-- Begin Data section --

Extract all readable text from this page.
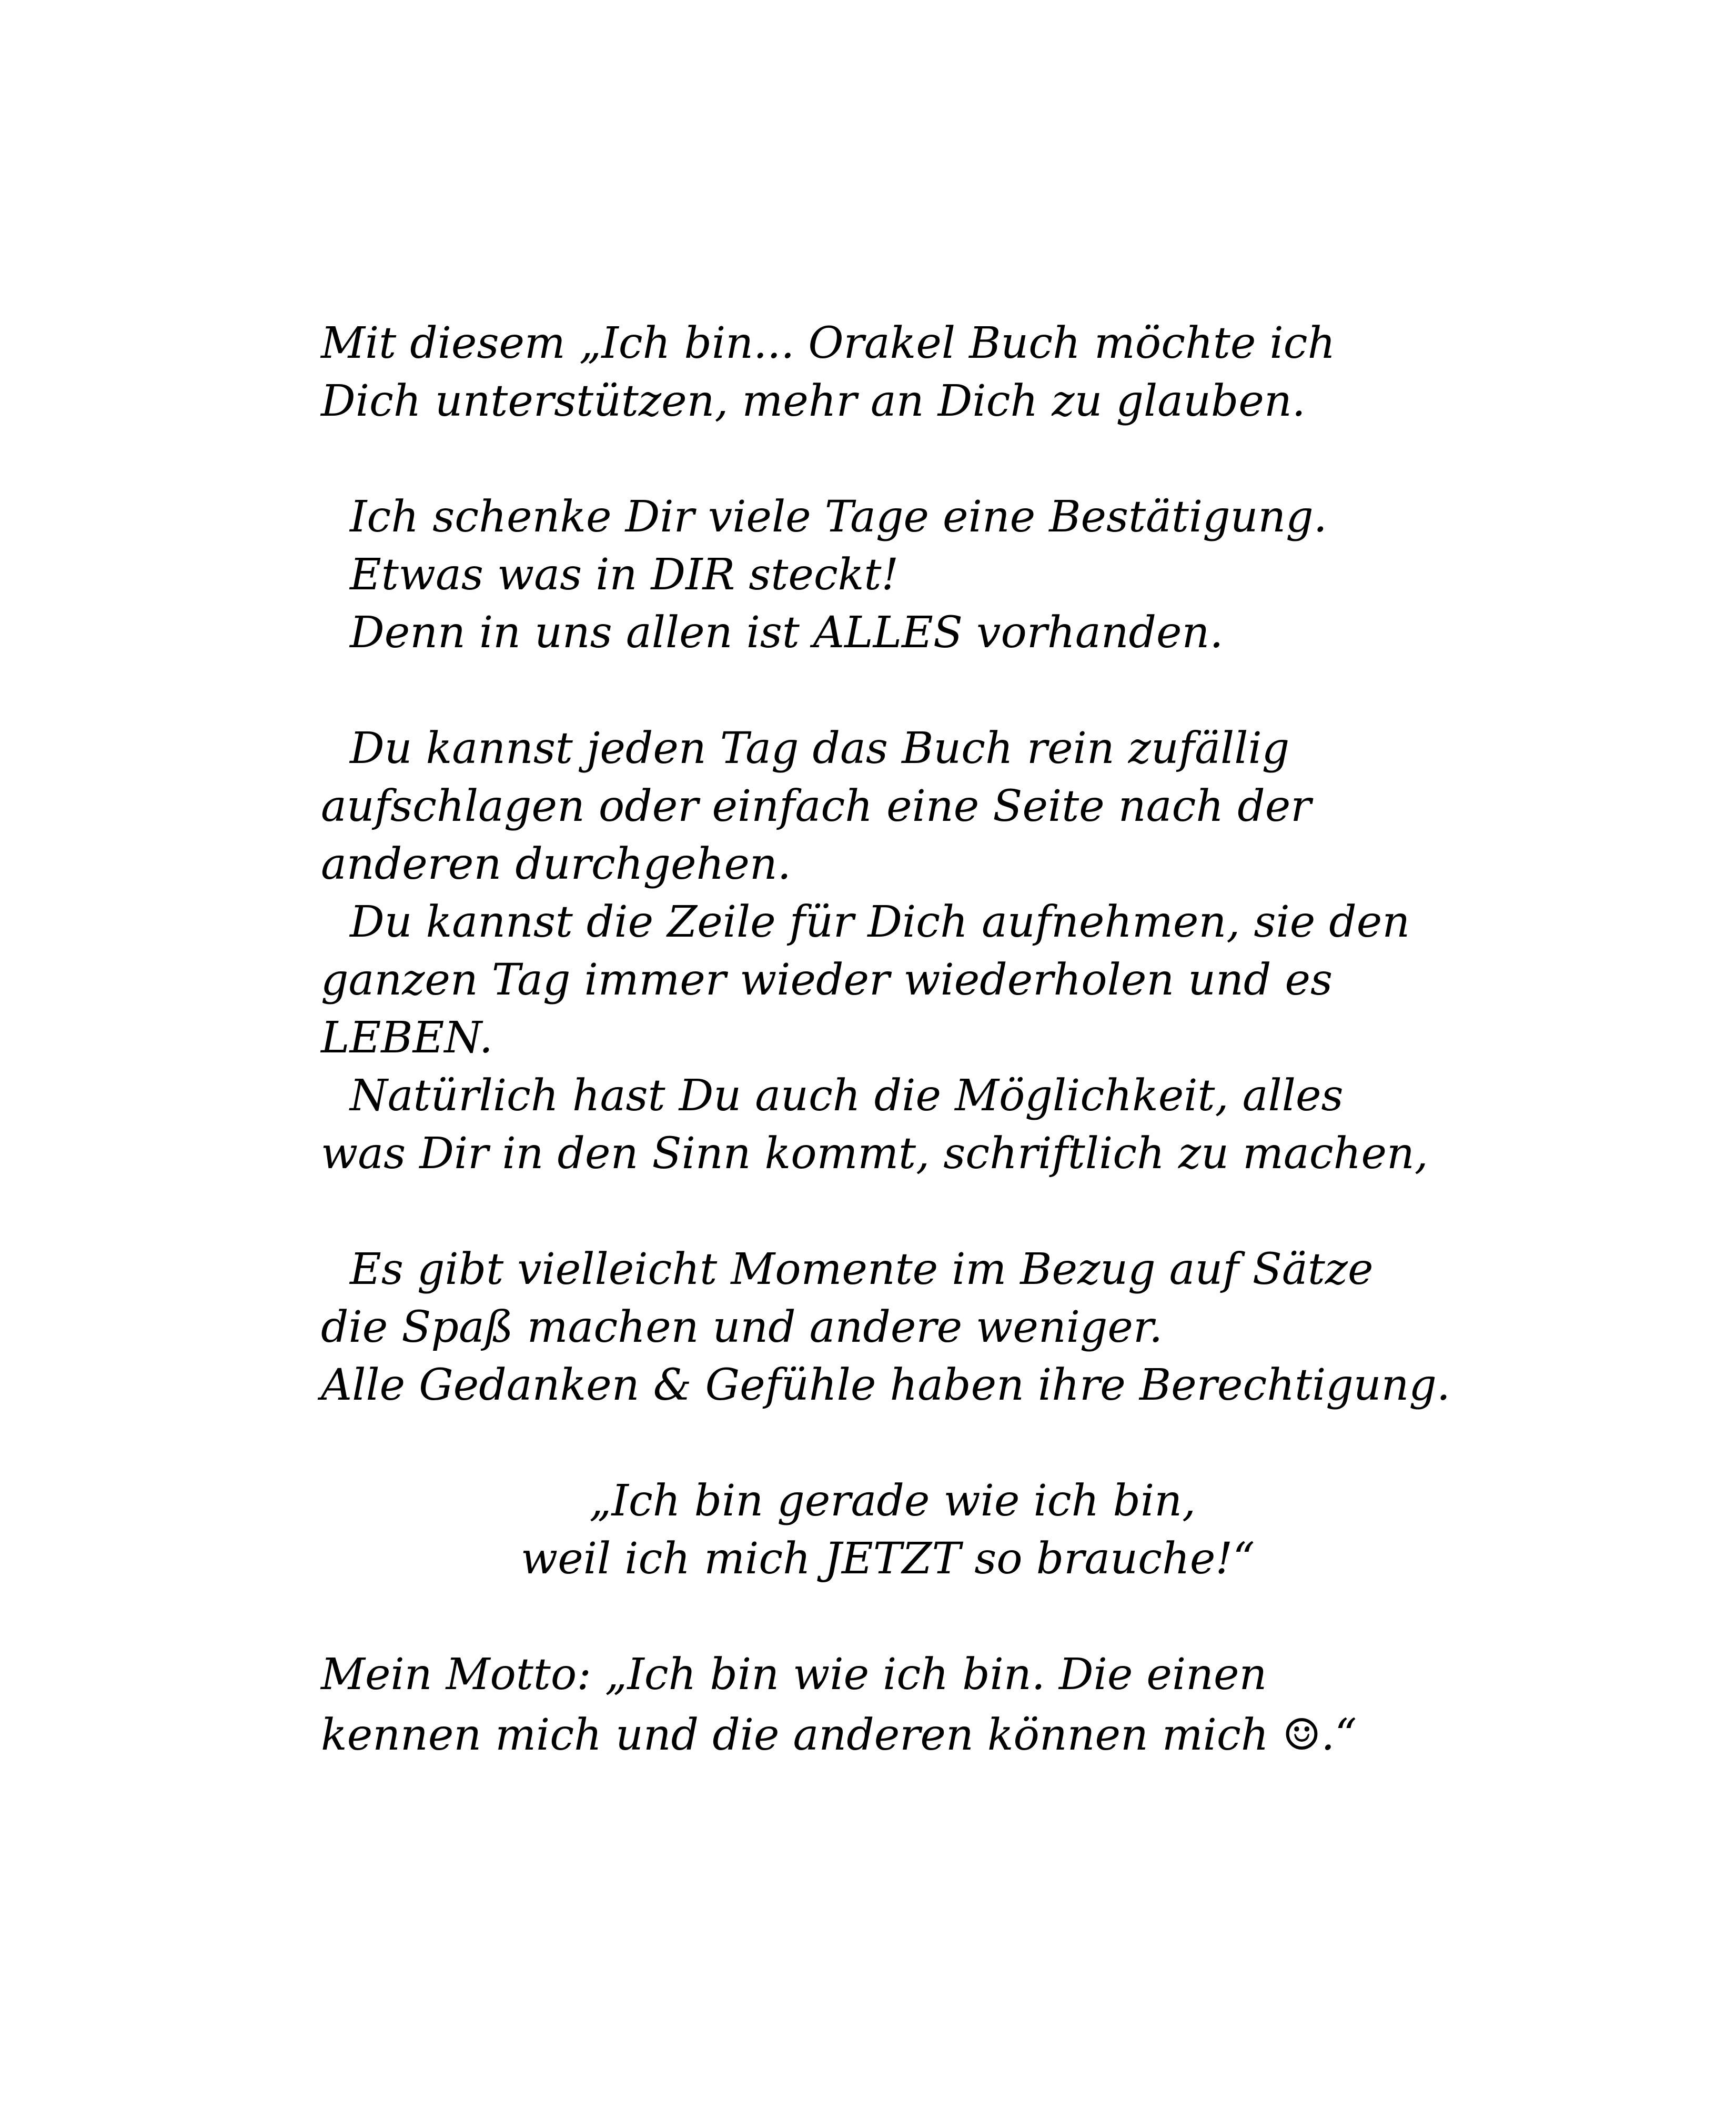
Mit diesem „Ich bin... Orakel Buch möchte ich
Dich unterstützen, mehr an Dich zu glauben.
Ich schenke Dir viele Tage eine Bestätigung.
Etwas was in DIR steckt!
Denn in uns allen ist ALLES vorhanden.
Du kannst jeden Tag das Buch rein zufällig
aufschlagen oder einfach eine Seite nach der
anderen durchgehen.
Du kannst die Zeile für Dich aufnehmen, sie den
ganzen Tag immer wieder wiederholen und es
LEBEN.
Natürlich hast Du auch die Möglichkeit, alles
was Dir in den Sinn kommt, schriftlich zu machen,
Es gibt vielleicht Momente im Bezug auf Sätze
die Spaß machen und andere weniger.
Alle Gedanken & Gefühle haben ihre Berechtigung.
„Ich bin gerade wie ich bin,
weil ich mich JETZT so brauche!“
Mein Motto: „Ich bin wie ich bin. Die einen
kennen mich und die anderen können mich ☺.“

-- End Data section --

--- Stated goal ---
Retype all entries exactly as they appear, dropping the images.

--- Answer to this exercise ---
Extract all readable text from this page.
Mit diesem „Ich bin... Orakel Buch möchte ich
Dich unterstützen, mehr an Dich zu glauben.
Ich schenke Dir viele Tage eine Bestätigung.
Etwas was in DIR steckt!
Denn in uns allen ist ALLES vorhanden.
Du kannst jeden Tag das Buch rein zufällig
aufschlagen oder einfach eine Seite nach der
anderen durchgehen.
Du kannst die Zeile für Dich aufnehmen, sie den
ganzen Tag immer wieder wiederholen und es
LEBEN.
Natürlich hast Du auch die Möglichkeit, alles
was Dir in den Sinn kommt, schriftlich zu machen,
Es gibt vielleicht Momente im Bezug auf Sätze
die Spaß machen und andere weniger.
Alle Gedanken & Gefühle haben ihre Berechtigung.
„Ich bin gerade wie ich bin,
weil ich mich JETZT so brauche!“
Mein Motto: „Ich bin wie ich bin. Die einen
kennen mich und die anderen können mich ☺.“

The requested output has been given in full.